Work to do →
Do any lines in the data below contain "binary"? If so, copy every one of them.
----
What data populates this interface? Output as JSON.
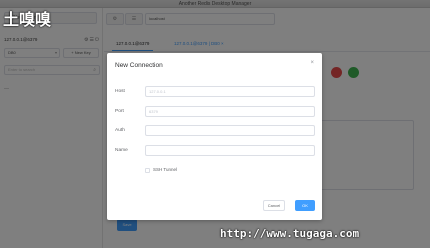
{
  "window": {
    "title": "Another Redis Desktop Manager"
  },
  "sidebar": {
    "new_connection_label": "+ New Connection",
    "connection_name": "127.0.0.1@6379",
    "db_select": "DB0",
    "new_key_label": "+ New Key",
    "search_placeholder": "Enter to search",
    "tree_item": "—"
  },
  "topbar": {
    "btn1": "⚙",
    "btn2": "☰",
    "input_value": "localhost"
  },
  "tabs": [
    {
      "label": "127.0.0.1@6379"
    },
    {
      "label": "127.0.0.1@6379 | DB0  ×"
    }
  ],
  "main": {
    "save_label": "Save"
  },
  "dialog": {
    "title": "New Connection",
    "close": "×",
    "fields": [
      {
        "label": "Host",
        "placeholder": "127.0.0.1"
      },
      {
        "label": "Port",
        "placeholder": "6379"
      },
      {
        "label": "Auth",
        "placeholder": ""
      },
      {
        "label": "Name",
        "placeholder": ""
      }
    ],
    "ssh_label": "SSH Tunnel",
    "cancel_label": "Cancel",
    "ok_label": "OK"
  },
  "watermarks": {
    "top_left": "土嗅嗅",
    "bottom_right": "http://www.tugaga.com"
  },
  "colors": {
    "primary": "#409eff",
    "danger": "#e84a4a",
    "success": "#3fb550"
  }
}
----
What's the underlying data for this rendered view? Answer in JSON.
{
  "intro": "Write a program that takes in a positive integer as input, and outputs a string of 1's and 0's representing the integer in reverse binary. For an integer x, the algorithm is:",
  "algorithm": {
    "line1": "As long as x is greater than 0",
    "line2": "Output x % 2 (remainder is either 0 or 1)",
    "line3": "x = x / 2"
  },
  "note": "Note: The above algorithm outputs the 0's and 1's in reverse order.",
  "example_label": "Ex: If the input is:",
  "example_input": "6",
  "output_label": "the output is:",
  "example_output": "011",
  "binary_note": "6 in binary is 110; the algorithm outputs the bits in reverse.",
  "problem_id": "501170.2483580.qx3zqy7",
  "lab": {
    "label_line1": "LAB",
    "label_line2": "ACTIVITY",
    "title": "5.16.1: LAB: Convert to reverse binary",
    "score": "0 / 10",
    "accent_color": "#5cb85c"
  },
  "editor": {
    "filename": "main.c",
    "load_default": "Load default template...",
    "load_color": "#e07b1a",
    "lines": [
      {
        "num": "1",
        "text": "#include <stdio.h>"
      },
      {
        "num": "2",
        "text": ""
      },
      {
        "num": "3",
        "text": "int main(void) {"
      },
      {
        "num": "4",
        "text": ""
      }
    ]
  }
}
----
Task output →
  "intro": "Write a program that takes in a positive integer as input, and outputs a string of 1's and 0's representing the integer in reverse binary. For an integer x, the algorithm is:",
  "binary_note": "6 in binary is 110; the algorithm outputs the bits in reverse.",
    "title": "5.16.1: LAB: Convert to reverse binary",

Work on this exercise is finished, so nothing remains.